● ABOUT THIS TASK
A word-for-word copy of the entries is needed, and it should contain no images.

● RECORDS
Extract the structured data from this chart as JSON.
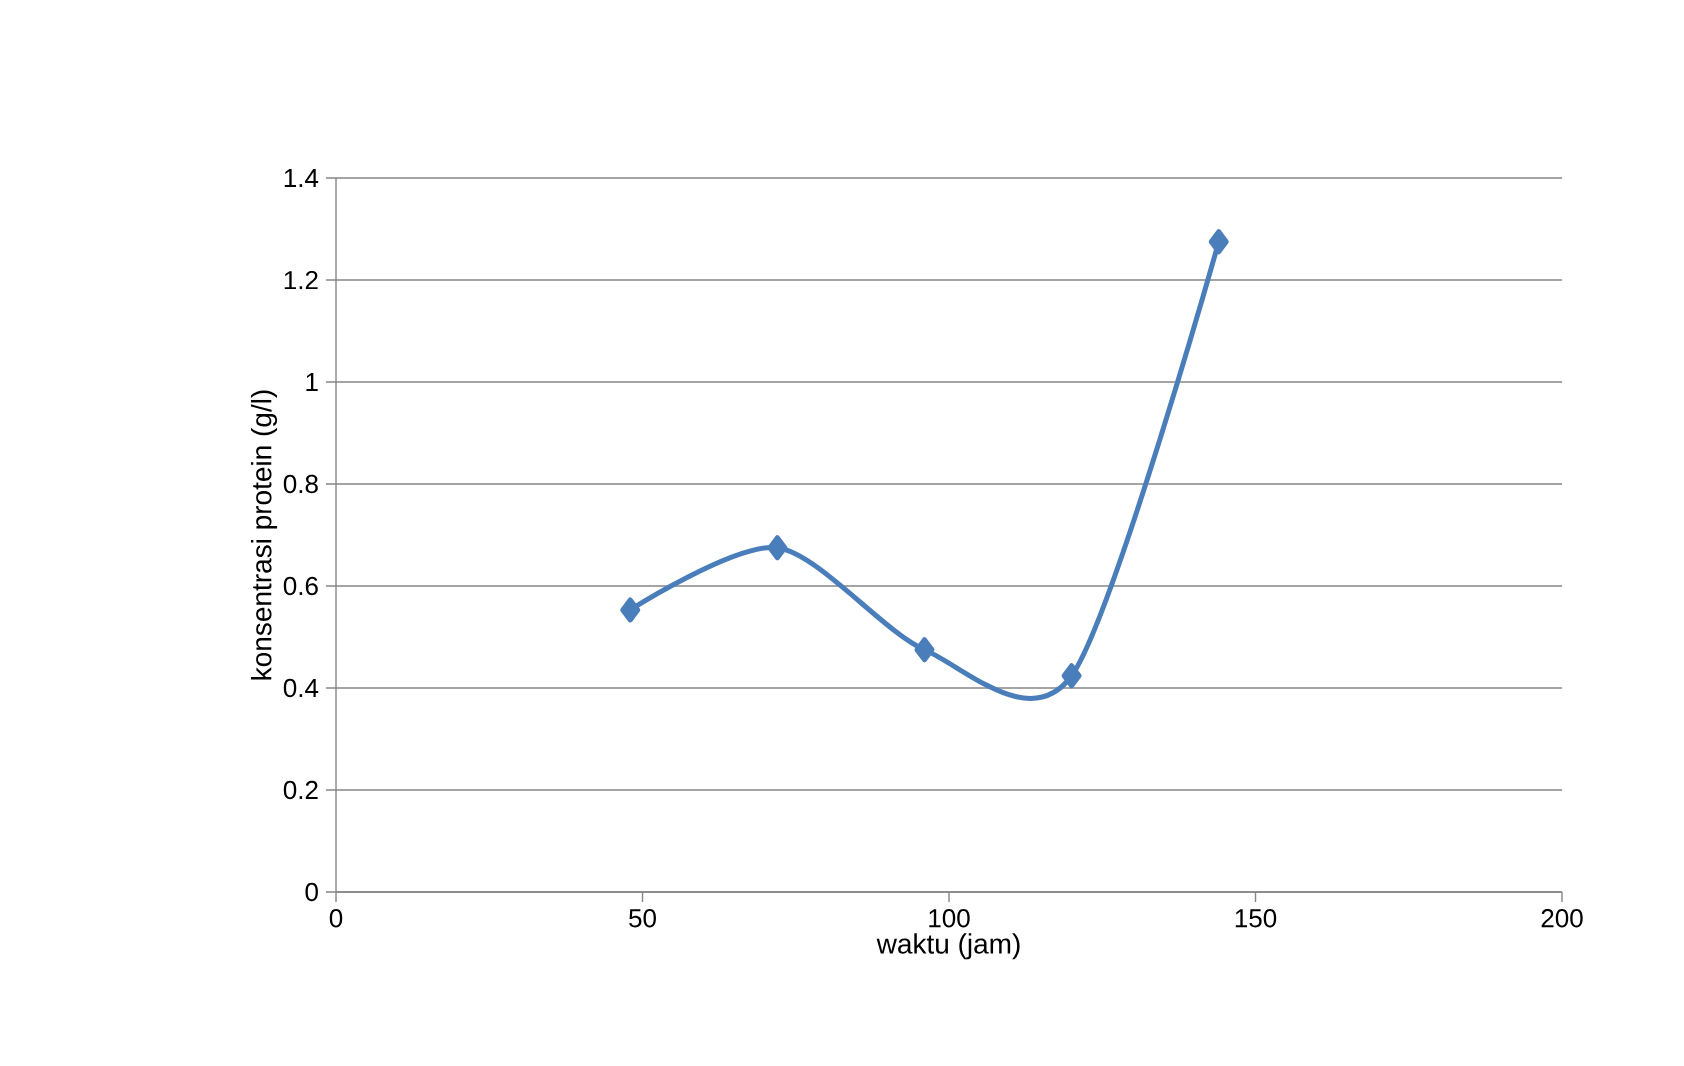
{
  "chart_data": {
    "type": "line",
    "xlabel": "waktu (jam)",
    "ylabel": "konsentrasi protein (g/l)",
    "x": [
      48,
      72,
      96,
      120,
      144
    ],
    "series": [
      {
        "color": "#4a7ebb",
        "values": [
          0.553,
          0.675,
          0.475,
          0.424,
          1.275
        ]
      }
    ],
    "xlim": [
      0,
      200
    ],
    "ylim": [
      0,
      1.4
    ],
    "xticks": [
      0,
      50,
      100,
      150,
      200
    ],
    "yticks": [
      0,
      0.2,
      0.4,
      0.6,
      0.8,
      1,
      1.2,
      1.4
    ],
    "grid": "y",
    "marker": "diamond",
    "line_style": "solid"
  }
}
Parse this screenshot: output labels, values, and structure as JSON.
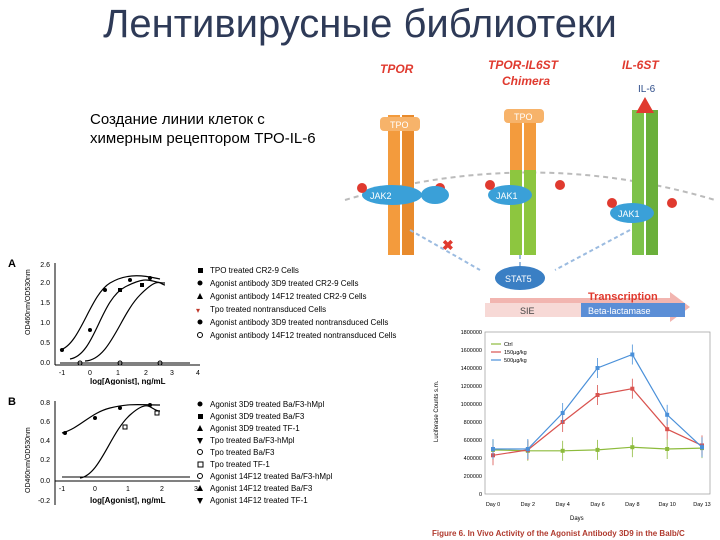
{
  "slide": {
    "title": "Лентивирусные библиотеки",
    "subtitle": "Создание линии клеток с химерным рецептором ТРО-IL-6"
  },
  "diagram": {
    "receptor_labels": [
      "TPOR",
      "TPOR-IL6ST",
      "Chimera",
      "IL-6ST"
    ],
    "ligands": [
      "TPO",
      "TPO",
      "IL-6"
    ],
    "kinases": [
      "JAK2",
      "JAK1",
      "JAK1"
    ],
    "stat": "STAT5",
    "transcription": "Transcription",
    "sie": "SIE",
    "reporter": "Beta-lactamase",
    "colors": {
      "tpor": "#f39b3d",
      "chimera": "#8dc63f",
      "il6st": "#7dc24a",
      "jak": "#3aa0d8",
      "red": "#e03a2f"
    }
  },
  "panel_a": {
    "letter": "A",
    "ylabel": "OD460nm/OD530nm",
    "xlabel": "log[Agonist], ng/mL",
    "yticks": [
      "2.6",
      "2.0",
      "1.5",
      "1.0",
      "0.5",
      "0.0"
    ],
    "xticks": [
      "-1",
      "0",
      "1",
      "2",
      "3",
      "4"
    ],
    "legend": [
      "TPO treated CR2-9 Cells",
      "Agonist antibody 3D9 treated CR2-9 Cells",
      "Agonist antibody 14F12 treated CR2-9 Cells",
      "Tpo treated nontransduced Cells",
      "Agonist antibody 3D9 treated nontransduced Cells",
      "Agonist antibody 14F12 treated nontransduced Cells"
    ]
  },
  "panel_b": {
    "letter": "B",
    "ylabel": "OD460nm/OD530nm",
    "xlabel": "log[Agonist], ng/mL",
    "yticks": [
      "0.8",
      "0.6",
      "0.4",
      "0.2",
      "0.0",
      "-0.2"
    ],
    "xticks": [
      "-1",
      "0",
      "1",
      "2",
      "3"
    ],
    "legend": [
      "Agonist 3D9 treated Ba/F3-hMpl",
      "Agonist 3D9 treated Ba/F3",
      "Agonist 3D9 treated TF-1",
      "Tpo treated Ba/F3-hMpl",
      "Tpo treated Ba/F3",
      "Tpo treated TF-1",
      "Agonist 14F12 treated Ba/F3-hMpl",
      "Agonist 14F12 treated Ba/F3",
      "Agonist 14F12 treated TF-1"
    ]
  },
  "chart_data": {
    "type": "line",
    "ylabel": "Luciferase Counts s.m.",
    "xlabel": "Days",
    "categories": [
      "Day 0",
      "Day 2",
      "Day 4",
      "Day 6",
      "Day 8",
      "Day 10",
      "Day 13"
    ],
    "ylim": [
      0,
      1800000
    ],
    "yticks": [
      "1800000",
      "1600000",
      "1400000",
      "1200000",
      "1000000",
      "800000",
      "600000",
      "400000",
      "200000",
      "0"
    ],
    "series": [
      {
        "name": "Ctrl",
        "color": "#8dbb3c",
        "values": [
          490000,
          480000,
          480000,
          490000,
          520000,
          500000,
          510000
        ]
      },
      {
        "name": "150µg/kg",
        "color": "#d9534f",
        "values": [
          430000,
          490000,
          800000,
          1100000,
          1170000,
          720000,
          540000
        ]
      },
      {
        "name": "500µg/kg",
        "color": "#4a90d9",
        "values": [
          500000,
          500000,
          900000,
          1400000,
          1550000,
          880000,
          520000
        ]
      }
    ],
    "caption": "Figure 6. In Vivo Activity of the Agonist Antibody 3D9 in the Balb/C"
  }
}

● SOLUTION BELOW
Extract the structured data from this chart as JSON.
{
  "chart_data": {
    "type": "line",
    "xlabel": "waktu (jam)",
    "ylabel": "konsentrasi protein (g/l)",
    "x": [
      48,
      72,
      96,
      120,
      144
    ],
    "series": [
      {
        "color": "#4a7ebb",
        "values": [
          0.553,
          0.675,
          0.475,
          0.424,
          1.275
        ]
      }
    ],
    "xlim": [
      0,
      200
    ],
    "ylim": [
      0,
      1.4
    ],
    "xticks": [
      0,
      50,
      100,
      150,
      200
    ],
    "yticks": [
      0,
      0.2,
      0.4,
      0.6,
      0.8,
      1,
      1.2,
      1.4
    ],
    "grid": "y",
    "marker": "diamond",
    "line_style": "solid"
  }
}
Parse this screenshot: output labels, values, and structure as JSON.
{
  "slide": {
    "title": "Лентивирусные библиотеки",
    "subtitle": "Создание линии клеток с химерным рецептором ТРО-IL-6"
  },
  "diagram": {
    "receptor_labels": [
      "TPOR",
      "TPOR-IL6ST",
      "Chimera",
      "IL-6ST"
    ],
    "ligands": [
      "TPO",
      "TPO",
      "IL-6"
    ],
    "kinases": [
      "JAK2",
      "JAK1",
      "JAK1"
    ],
    "stat": "STAT5",
    "transcription": "Transcription",
    "sie": "SIE",
    "reporter": "Beta-lactamase",
    "colors": {
      "tpor": "#f39b3d",
      "chimera": "#8dc63f",
      "il6st": "#7dc24a",
      "jak": "#3aa0d8",
      "red": "#e03a2f"
    }
  },
  "panel_a": {
    "letter": "A",
    "ylabel": "OD460nm/OD530nm",
    "xlabel": "log[Agonist], ng/mL",
    "yticks": [
      "2.6",
      "2.0",
      "1.5",
      "1.0",
      "0.5",
      "0.0"
    ],
    "xticks": [
      "-1",
      "0",
      "1",
      "2",
      "3",
      "4"
    ],
    "legend": [
      "TPO treated CR2-9 Cells",
      "Agonist antibody 3D9 treated CR2-9 Cells",
      "Agonist antibody 14F12 treated CR2-9 Cells",
      "Tpo treated nontransduced Cells",
      "Agonist antibody 3D9 treated nontransduced Cells",
      "Agonist antibody 14F12 treated nontransduced Cells"
    ]
  },
  "panel_b": {
    "letter": "B",
    "ylabel": "OD460nm/OD530nm",
    "xlabel": "log[Agonist], ng/mL",
    "yticks": [
      "0.8",
      "0.6",
      "0.4",
      "0.2",
      "0.0",
      "-0.2"
    ],
    "xticks": [
      "-1",
      "0",
      "1",
      "2",
      "3"
    ],
    "legend": [
      "Agonist 3D9 treated Ba/F3-hMpl",
      "Agonist 3D9 treated Ba/F3",
      "Agonist 3D9 treated TF-1",
      "Tpo treated Ba/F3-hMpl",
      "Tpo treated Ba/F3",
      "Tpo treated TF-1",
      "Agonist 14F12 treated Ba/F3-hMpl",
      "Agonist 14F12 treated Ba/F3",
      "Agonist 14F12 treated TF-1"
    ]
  },
  "chart_data": {
    "type": "line",
    "ylabel": "Luciferase Counts s.m.",
    "xlabel": "Days",
    "categories": [
      "Day 0",
      "Day 2",
      "Day 4",
      "Day 6",
      "Day 8",
      "Day 10",
      "Day 13"
    ],
    "ylim": [
      0,
      1800000
    ],
    "yticks": [
      "1800000",
      "1600000",
      "1400000",
      "1200000",
      "1000000",
      "800000",
      "600000",
      "400000",
      "200000",
      "0"
    ],
    "series": [
      {
        "name": "Ctrl",
        "color": "#8dbb3c",
        "values": [
          490000,
          480000,
          480000,
          490000,
          520000,
          500000,
          510000
        ]
      },
      {
        "name": "150µg/kg",
        "color": "#d9534f",
        "values": [
          430000,
          490000,
          800000,
          1100000,
          1170000,
          720000,
          540000
        ]
      },
      {
        "name": "500µg/kg",
        "color": "#4a90d9",
        "values": [
          500000,
          500000,
          900000,
          1400000,
          1550000,
          880000,
          520000
        ]
      }
    ],
    "caption": "Figure 6. In Vivo Activity of the Agonist Antibody 3D9 in the Balb/C"
  }
}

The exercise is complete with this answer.